§ **Problem statement**:
Make an exact copy of all the records.
════════
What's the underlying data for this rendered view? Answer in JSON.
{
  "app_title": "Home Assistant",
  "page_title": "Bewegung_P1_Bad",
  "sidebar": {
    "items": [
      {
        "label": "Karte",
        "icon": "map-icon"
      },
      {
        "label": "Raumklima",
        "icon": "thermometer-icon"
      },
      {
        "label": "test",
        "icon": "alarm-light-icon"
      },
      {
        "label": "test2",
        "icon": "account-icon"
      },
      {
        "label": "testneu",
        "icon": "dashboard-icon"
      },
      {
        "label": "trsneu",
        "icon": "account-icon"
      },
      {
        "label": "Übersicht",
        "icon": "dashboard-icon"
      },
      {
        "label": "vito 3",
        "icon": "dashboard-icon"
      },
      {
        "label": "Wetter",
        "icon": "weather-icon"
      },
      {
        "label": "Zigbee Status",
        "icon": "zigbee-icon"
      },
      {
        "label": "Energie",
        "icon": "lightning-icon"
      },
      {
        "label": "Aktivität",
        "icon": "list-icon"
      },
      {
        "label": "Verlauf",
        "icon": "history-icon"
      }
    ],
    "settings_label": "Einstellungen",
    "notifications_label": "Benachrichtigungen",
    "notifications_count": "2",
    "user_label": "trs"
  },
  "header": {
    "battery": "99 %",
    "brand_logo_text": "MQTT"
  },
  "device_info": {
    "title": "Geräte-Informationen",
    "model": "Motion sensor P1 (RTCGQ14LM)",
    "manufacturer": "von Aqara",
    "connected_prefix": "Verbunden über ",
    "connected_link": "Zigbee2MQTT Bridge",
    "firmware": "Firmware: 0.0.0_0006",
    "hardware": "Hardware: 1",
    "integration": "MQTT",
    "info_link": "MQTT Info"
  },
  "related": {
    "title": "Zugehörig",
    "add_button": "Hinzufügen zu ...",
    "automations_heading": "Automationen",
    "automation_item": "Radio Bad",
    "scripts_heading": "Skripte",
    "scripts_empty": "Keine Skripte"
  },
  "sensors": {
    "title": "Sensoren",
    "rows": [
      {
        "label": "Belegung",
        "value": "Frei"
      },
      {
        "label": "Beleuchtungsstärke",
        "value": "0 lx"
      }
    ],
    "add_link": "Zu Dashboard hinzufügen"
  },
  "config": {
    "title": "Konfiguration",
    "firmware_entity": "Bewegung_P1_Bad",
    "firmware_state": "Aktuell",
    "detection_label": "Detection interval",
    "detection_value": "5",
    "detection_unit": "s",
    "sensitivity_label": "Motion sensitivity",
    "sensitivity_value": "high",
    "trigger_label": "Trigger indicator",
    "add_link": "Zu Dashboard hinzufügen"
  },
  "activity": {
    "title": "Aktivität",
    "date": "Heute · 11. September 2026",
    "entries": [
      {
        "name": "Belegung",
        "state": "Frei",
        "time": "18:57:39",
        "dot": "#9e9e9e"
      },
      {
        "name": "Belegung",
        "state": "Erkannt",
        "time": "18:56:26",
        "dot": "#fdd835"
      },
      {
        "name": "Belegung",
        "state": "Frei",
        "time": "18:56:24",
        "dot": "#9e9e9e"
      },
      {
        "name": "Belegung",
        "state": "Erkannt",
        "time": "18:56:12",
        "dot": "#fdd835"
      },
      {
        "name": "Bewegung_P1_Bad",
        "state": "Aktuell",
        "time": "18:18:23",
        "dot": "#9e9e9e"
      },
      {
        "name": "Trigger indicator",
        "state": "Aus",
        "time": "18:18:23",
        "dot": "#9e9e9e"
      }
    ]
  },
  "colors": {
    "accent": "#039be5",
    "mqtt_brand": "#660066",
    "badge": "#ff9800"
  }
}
════════
§ **Response to the task**:
What's the underlying data for this rendered view? Answer in JSON.
{
  "app_title": "Home Assistant",
  "page_title": "Bewegung_P1_Bad",
  "sidebar": {
    "items": [
      {
        "label": "Karte",
        "icon": "map-icon"
      },
      {
        "label": "Raumklima",
        "icon": "thermometer-icon"
      },
      {
        "label": "test",
        "icon": "alarm-light-icon"
      },
      {
        "label": "test2",
        "icon": "account-icon"
      },
      {
        "label": "testneu",
        "icon": "dashboard-icon"
      },
      {
        "label": "trsneu",
        "icon": "account-icon"
      },
      {
        "label": "Übersicht",
        "icon": "dashboard-icon"
      },
      {
        "label": "vito 3",
        "icon": "dashboard-icon"
      },
      {
        "label": "Wetter",
        "icon": "weather-icon"
      },
      {
        "label": "Zigbee Status",
        "icon": "zigbee-icon"
      },
      {
        "label": "Energie",
        "icon": "lightning-icon"
      },
      {
        "label": "Aktivität",
        "icon": "list-icon"
      },
      {
        "label": "Verlauf",
        "icon": "history-icon"
      }
    ],
    "settings_label": "Einstellungen",
    "notifications_label": "Benachrichtigungen",
    "notifications_count": "2",
    "user_label": "trs"
  },
  "header": {
    "battery": "99 %",
    "brand_logo_text": "MQTT"
  },
  "device_info": {
    "title": "Geräte-Informationen",
    "model": "Motion sensor P1 (RTCGQ14LM)",
    "manufacturer": "von Aqara",
    "connected_prefix": "Verbunden über ",
    "connected_link": "Zigbee2MQTT Bridge",
    "firmware": "Firmware: 0.0.0_0006",
    "hardware": "Hardware: 1",
    "integration": "MQTT",
    "info_link": "MQTT Info"
  },
  "related": {
    "title": "Zugehörig",
    "add_button": "Hinzufügen zu ...",
    "automations_heading": "Automationen",
    "automation_item": "Radio Bad",
    "scripts_heading": "Skripte",
    "scripts_empty": "Keine Skripte"
  },
  "sensors": {
    "title": "Sensoren",
    "rows": [
      {
        "label": "Belegung",
        "value": "Frei"
      },
      {
        "label": "Beleuchtungsstärke",
        "value": "0 lx"
      }
    ],
    "add_link": "Zu Dashboard hinzufügen"
  },
  "config": {
    "title": "Konfiguration",
    "firmware_entity": "Bewegung_P1_Bad",
    "firmware_state": "Aktuell",
    "detection_label": "Detection interval",
    "detection_value": "5",
    "detection_unit": "s",
    "sensitivity_label": "Motion sensitivity",
    "sensitivity_value": "high",
    "trigger_label": "Trigger indicator",
    "add_link": "Zu Dashboard hinzufügen"
  },
  "activity": {
    "title": "Aktivität",
    "date": "Heute · 11. September 2026",
    "entries": [
      {
        "name": "Belegung",
        "state": "Frei",
        "time": "18:57:39",
        "dot": "#9e9e9e"
      },
      {
        "name": "Belegung",
        "state": "Erkannt",
        "time": "18:56:26",
        "dot": "#fdd835"
      },
      {
        "name": "Belegung",
        "state": "Frei",
        "time": "18:56:24",
        "dot": "#9e9e9e"
      },
      {
        "name": "Belegung",
        "state": "Erkannt",
        "time": "18:56:12",
        "dot": "#fdd835"
      },
      {
        "name": "Bewegung_P1_Bad",
        "state": "Aktuell",
        "time": "18:18:23",
        "dot": "#9e9e9e"
      },
      {
        "name": "Trigger indicator",
        "state": "Aus",
        "time": "18:18:23",
        "dot": "#9e9e9e"
      }
    ]
  },
  "colors": {
    "accent": "#039be5",
    "mqtt_brand": "#660066",
    "badge": "#ff9800"
  }
}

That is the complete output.